== Brief ==
Identify the lines that contain the word "content", then copy them.

-- Record set start --

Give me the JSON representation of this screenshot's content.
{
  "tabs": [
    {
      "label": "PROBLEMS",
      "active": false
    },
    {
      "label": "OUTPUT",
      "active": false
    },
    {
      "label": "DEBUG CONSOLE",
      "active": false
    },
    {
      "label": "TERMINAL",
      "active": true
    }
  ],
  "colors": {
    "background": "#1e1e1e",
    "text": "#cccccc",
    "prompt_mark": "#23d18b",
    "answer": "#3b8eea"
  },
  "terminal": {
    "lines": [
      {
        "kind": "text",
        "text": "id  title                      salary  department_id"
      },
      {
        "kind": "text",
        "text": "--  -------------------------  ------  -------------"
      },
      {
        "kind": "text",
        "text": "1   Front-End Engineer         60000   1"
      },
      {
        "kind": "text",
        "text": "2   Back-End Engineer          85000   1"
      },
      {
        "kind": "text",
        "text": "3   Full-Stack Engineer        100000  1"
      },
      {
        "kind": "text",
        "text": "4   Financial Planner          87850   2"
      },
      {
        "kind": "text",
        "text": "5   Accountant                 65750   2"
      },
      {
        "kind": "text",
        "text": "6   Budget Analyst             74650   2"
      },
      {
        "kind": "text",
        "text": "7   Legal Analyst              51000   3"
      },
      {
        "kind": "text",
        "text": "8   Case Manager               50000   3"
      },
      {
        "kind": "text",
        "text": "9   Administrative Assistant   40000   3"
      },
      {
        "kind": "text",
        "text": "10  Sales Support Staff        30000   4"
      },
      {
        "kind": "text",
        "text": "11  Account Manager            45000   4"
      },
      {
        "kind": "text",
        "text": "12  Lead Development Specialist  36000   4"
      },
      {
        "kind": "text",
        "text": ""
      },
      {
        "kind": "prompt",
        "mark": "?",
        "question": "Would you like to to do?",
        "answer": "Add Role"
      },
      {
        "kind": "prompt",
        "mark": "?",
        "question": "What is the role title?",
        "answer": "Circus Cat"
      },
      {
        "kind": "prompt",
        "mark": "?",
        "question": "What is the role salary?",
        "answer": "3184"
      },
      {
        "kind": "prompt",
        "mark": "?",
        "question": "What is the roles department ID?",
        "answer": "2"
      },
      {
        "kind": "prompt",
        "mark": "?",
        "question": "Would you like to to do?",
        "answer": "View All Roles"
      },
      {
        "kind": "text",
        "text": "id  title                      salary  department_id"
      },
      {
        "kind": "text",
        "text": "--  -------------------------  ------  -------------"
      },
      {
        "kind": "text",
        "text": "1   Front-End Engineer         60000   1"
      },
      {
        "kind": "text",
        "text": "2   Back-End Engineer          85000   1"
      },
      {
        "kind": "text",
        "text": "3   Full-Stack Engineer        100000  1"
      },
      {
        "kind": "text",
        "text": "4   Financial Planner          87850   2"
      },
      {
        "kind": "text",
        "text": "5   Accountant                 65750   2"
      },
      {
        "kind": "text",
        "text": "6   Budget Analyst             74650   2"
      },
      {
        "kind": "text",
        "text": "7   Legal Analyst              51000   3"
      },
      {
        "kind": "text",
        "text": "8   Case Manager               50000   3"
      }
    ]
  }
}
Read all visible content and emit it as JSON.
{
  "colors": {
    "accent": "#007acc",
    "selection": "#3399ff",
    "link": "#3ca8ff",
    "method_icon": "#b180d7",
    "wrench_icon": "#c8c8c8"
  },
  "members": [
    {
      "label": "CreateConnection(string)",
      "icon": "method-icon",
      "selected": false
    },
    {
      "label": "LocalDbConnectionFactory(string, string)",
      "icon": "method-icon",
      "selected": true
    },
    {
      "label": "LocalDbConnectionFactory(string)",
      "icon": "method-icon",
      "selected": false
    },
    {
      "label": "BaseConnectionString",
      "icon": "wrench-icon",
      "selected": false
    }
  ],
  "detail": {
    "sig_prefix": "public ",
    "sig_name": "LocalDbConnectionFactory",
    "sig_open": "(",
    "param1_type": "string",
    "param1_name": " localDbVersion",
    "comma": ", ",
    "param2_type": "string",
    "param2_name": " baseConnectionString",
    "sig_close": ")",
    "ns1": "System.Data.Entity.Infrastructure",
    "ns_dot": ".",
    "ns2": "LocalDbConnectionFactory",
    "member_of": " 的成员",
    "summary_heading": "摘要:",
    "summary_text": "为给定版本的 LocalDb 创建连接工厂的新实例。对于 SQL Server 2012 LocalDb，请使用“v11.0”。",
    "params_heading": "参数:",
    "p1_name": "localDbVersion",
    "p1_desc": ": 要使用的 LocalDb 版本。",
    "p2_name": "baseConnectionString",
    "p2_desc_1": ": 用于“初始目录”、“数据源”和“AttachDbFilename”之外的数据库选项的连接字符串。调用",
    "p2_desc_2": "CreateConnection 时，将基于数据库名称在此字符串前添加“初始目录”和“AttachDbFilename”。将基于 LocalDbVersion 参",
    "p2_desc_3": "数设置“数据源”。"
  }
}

-- Record set end --

== Result for this task ==
Give me the JSON representation of this screenshot's content.
Read all visible content and emit it as JSON.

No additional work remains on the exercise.